Records from a data collection
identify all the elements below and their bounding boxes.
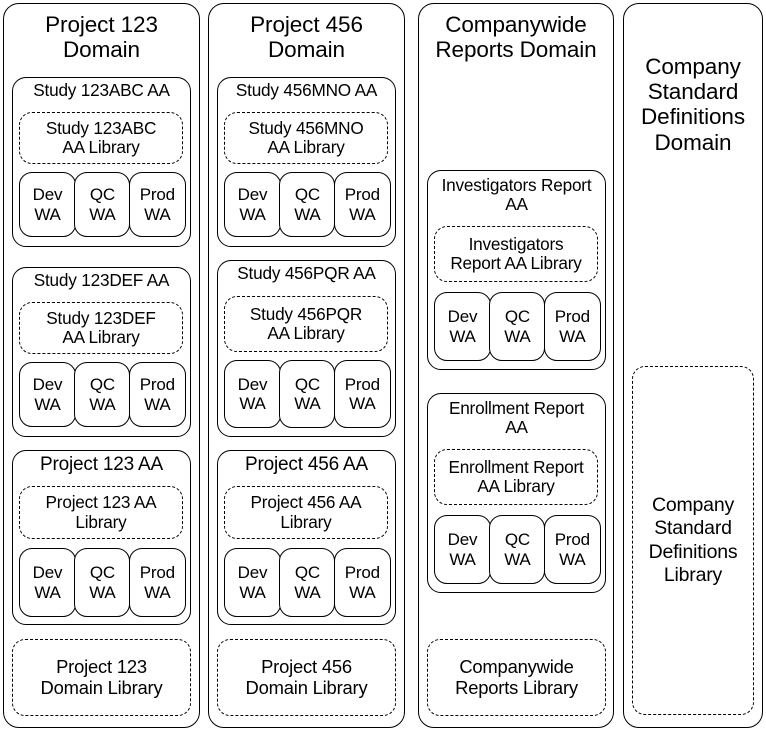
workspace-label: QC WA bbox=[504, 307, 531, 346]
library-label: Project 456 AA Library bbox=[250, 492, 362, 532]
library-study-123def[interactable]: Study 123DEF AA Library bbox=[19, 302, 183, 354]
aa-title-project-123-aa: Project 123 AA bbox=[40, 454, 163, 475]
workspace-label: Prod WA bbox=[554, 530, 590, 569]
workspace-label: Prod WA bbox=[344, 563, 380, 602]
workspace-dev[interactable]: Dev WA bbox=[224, 548, 281, 617]
workspace-label: Prod WA bbox=[139, 375, 175, 414]
library-label: Investigators Report AA Library bbox=[450, 233, 582, 273]
library-project-456-aa[interactable]: Project 456 AA Library bbox=[224, 486, 388, 539]
workspace-dev[interactable]: Dev WA bbox=[434, 292, 491, 361]
domain-library-label: Project 123 Domain Library bbox=[40, 655, 163, 698]
workspace-label: QC WA bbox=[89, 563, 116, 602]
workspace-label: QC WA bbox=[89, 185, 116, 224]
domain-title-project-456: Project 456 Domain bbox=[250, 12, 363, 63]
workspace-label: QC WA bbox=[294, 185, 321, 224]
workspace-row-study-123def: Dev WA QC WA Prod WA bbox=[19, 362, 186, 427]
workspace-row-enrollment-report: Dev WA QC WA Prod WA bbox=[434, 515, 601, 584]
workspace-row-project-456-aa: Dev WA QC WA Prod WA bbox=[224, 548, 391, 617]
workspace-row-investigators-report: Dev WA QC WA Prod WA bbox=[434, 292, 601, 361]
workspace-qc[interactable]: QC WA bbox=[74, 362, 131, 427]
workspace-row-project-123-aa: Dev WA QC WA Prod WA bbox=[19, 548, 186, 617]
library-project-123-aa[interactable]: Project 123 AA Library bbox=[19, 486, 183, 539]
domain-library-company-standard-definitions[interactable]: Company Standard Definitions Library bbox=[632, 366, 754, 715]
workspace-label: Prod WA bbox=[139, 563, 175, 602]
workspace-dev[interactable]: Dev WA bbox=[19, 172, 76, 237]
workspace-label: Prod WA bbox=[344, 185, 380, 224]
workspace-qc[interactable]: QC WA bbox=[489, 292, 546, 361]
library-study-456pqr[interactable]: Study 456PQR AA Library bbox=[224, 296, 388, 352]
workspace-label: QC WA bbox=[504, 530, 531, 569]
domain-library-label: Company Standard Definitions Library bbox=[648, 493, 738, 586]
aa-title-study-123def: Study 123DEF AA bbox=[33, 270, 170, 290]
workspace-row-study-456mno: Dev WA QC WA Prod WA bbox=[224, 172, 391, 237]
workspace-row-study-123abc: Dev WA QC WA Prod WA bbox=[19, 172, 186, 237]
domain-library-companywide-reports[interactable]: Companywide Reports Library bbox=[427, 639, 606, 716]
workspace-qc[interactable]: QC WA bbox=[489, 515, 546, 584]
workspace-qc[interactable]: QC WA bbox=[279, 172, 336, 237]
workspace-prod[interactable]: Prod WA bbox=[333, 548, 391, 617]
domain-title-project-123: Project 123 Domain bbox=[45, 12, 158, 63]
workspace-label: QC WA bbox=[89, 375, 116, 414]
workspace-dev[interactable]: Dev WA bbox=[224, 172, 281, 237]
library-label: Study 123DEF AA Library bbox=[46, 307, 156, 347]
workspace-label: Dev WA bbox=[447, 530, 478, 569]
library-label: Study 456MNO AA Library bbox=[248, 117, 364, 157]
workspace-label: Dev WA bbox=[32, 185, 63, 224]
workspace-label: Dev WA bbox=[32, 375, 63, 414]
aa-title-investigators-report: Investigators Report AA bbox=[441, 175, 592, 215]
workspace-label: Dev WA bbox=[237, 563, 268, 602]
library-label: Enrollment Report AA Library bbox=[448, 456, 584, 496]
workspace-label: Dev WA bbox=[237, 185, 268, 224]
aa-title-project-456-aa: Project 456 AA bbox=[245, 454, 368, 475]
workspace-dev[interactable]: Dev WA bbox=[224, 360, 281, 428]
domain-title-company-standard-definitions: Company Standard Definitions Domain bbox=[641, 54, 745, 155]
library-label: Study 123ABC AA Library bbox=[45, 117, 157, 157]
domain-library-project-123[interactable]: Project 123 Domain Library bbox=[12, 639, 191, 716]
library-label: Study 456PQR AA Library bbox=[249, 303, 363, 343]
aa-title-enrollment-report: Enrollment Report AA bbox=[448, 398, 585, 438]
workspace-label: Prod WA bbox=[344, 374, 380, 413]
workspace-dev[interactable]: Dev WA bbox=[434, 515, 491, 584]
workspace-prod[interactable]: Prod WA bbox=[128, 362, 186, 427]
workspace-qc[interactable]: QC WA bbox=[74, 172, 131, 237]
domain-library-label: Project 456 Domain Library bbox=[245, 655, 368, 698]
workspace-qc[interactable]: QC WA bbox=[74, 548, 131, 617]
library-enrollment-report[interactable]: Enrollment Report AA Library bbox=[434, 449, 598, 505]
workspace-prod[interactable]: Prod WA bbox=[333, 360, 391, 428]
aa-title-study-456mno: Study 456MNO AA bbox=[235, 80, 378, 100]
diagram-canvas: Project 123 Domain Study 123ABC AA Study… bbox=[0, 0, 766, 730]
aa-title-study-123abc: Study 123ABC AA bbox=[33, 80, 170, 100]
workspace-prod[interactable]: Prod WA bbox=[128, 172, 186, 237]
workspace-label: Dev WA bbox=[447, 307, 478, 346]
workspace-dev[interactable]: Dev WA bbox=[19, 362, 76, 427]
library-investigators-report[interactable]: Investigators Report AA Library bbox=[434, 226, 598, 282]
workspace-prod[interactable]: Prod WA bbox=[333, 172, 391, 237]
library-label: Project 123 AA Library bbox=[45, 492, 157, 532]
workspace-label: QC WA bbox=[294, 563, 321, 602]
workspace-qc[interactable]: QC WA bbox=[279, 548, 336, 617]
workspace-prod[interactable]: Prod WA bbox=[543, 292, 601, 361]
domain-library-label: Companywide Reports Library bbox=[455, 655, 578, 698]
workspace-label: Dev WA bbox=[32, 563, 63, 602]
workspace-prod[interactable]: Prod WA bbox=[128, 548, 186, 617]
workspace-dev[interactable]: Dev WA bbox=[19, 548, 76, 617]
workspace-label: Dev WA bbox=[237, 374, 268, 413]
workspace-qc[interactable]: QC WA bbox=[279, 360, 336, 428]
workspace-label: Prod WA bbox=[139, 185, 175, 224]
library-study-456mno[interactable]: Study 456MNO AA Library bbox=[224, 112, 388, 164]
domain-library-project-456[interactable]: Project 456 Domain Library bbox=[217, 639, 396, 716]
workspace-label: QC WA bbox=[294, 374, 321, 413]
library-study-123abc[interactable]: Study 123ABC AA Library bbox=[19, 112, 183, 164]
workspace-prod[interactable]: Prod WA bbox=[543, 515, 601, 584]
aa-title-study-456pqr: Study 456PQR AA bbox=[237, 263, 376, 283]
workspace-label: Prod WA bbox=[554, 307, 590, 346]
workspace-row-study-456pqr: Dev WA QC WA Prod WA bbox=[224, 360, 391, 428]
domain-title-companywide-reports: Companywide Reports Domain bbox=[435, 12, 597, 63]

* _Required task_: Rewrite the entries from the line with "workspace-label: QC WA bbox=[504, 307, 531, 346]" to the line with "workspace-dev[interactable]: Dev WA bbox=[434, 292, 491, 361]", putting "Production WA" wherever "Prod WA" appears and leaving everything else unchanged.

* _Exercise result_:
workspace-label: QC WA bbox=[504, 307, 531, 346]
library-label: Project 456 AA Library bbox=[250, 492, 362, 532]
library-study-123def[interactable]: Study 123DEF AA Library bbox=[19, 302, 183, 354]
aa-title-project-123-aa: Project 123 AA bbox=[40, 454, 163, 475]
workspace-label: Production WA bbox=[554, 530, 590, 569]
workspace-label: Production WA bbox=[344, 563, 380, 602]
workspace-dev[interactable]: Dev WA bbox=[224, 548, 281, 617]
workspace-label: Production WA bbox=[139, 375, 175, 414]
library-label: Investigators Report AA Library bbox=[450, 233, 582, 273]
library-project-456-aa[interactable]: Project 456 AA Library bbox=[224, 486, 388, 539]
workspace-dev[interactable]: Dev WA bbox=[434, 292, 491, 361]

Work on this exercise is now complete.